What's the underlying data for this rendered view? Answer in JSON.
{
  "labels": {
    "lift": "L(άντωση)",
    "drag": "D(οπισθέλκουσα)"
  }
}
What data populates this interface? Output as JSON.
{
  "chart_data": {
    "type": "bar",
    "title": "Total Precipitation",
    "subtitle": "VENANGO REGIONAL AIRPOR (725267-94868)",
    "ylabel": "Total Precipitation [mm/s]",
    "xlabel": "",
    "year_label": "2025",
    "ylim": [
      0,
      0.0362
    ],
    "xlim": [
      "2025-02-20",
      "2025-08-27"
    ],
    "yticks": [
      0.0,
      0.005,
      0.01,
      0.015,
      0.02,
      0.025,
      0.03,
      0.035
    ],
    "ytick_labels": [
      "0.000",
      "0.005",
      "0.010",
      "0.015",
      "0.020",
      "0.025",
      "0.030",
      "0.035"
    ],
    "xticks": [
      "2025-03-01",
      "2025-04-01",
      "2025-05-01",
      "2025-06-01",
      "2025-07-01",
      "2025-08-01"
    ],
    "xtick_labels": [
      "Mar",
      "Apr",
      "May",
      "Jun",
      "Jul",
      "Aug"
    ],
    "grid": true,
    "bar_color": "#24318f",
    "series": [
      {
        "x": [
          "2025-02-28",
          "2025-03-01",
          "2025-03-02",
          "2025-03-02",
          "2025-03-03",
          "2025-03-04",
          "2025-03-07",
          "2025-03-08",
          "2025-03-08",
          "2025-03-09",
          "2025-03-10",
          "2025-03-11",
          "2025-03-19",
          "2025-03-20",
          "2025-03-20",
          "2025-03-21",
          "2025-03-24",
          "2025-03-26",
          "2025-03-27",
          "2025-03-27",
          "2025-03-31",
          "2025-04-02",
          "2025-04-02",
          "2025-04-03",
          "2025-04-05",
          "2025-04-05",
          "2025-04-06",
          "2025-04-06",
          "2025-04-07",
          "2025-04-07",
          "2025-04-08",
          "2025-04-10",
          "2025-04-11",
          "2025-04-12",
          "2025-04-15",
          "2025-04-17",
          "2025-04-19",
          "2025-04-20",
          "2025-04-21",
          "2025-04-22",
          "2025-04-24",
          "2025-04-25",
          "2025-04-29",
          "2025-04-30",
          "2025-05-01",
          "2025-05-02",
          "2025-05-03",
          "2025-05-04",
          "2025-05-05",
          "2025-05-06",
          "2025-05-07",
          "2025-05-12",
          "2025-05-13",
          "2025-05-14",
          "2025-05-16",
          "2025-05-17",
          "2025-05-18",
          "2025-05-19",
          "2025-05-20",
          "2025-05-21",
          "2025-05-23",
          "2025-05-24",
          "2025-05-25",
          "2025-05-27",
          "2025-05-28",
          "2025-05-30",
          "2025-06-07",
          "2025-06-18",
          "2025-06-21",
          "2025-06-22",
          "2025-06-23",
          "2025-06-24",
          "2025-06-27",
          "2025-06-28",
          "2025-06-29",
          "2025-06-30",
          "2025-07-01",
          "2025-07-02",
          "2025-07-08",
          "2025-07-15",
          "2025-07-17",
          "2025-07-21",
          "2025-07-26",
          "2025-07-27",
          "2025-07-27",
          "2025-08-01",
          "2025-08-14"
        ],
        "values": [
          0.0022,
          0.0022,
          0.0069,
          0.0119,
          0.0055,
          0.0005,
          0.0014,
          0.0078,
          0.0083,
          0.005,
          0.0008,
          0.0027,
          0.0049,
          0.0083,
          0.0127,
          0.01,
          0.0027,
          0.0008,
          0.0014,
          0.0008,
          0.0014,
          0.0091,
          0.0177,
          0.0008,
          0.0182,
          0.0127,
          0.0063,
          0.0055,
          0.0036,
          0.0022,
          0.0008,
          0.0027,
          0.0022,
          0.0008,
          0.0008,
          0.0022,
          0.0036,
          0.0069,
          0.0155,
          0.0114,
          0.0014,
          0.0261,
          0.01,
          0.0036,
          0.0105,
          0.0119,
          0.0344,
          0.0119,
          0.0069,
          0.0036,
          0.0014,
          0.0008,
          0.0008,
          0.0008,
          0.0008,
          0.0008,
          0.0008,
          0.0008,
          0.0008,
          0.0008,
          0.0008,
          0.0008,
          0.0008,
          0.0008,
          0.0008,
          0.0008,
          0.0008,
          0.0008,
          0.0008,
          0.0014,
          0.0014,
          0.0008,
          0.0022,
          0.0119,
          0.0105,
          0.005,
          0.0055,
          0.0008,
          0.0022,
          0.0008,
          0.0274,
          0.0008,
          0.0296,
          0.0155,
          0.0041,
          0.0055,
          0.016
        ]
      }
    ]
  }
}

▬▬▬▬▬▬

- **Goal**
Of the lines above, copy each that contains "Precipitation".

- **Result for this exercise**
    "title": "Total Precipitation",
    "ylabel": "Total Precipitation [mm/s]",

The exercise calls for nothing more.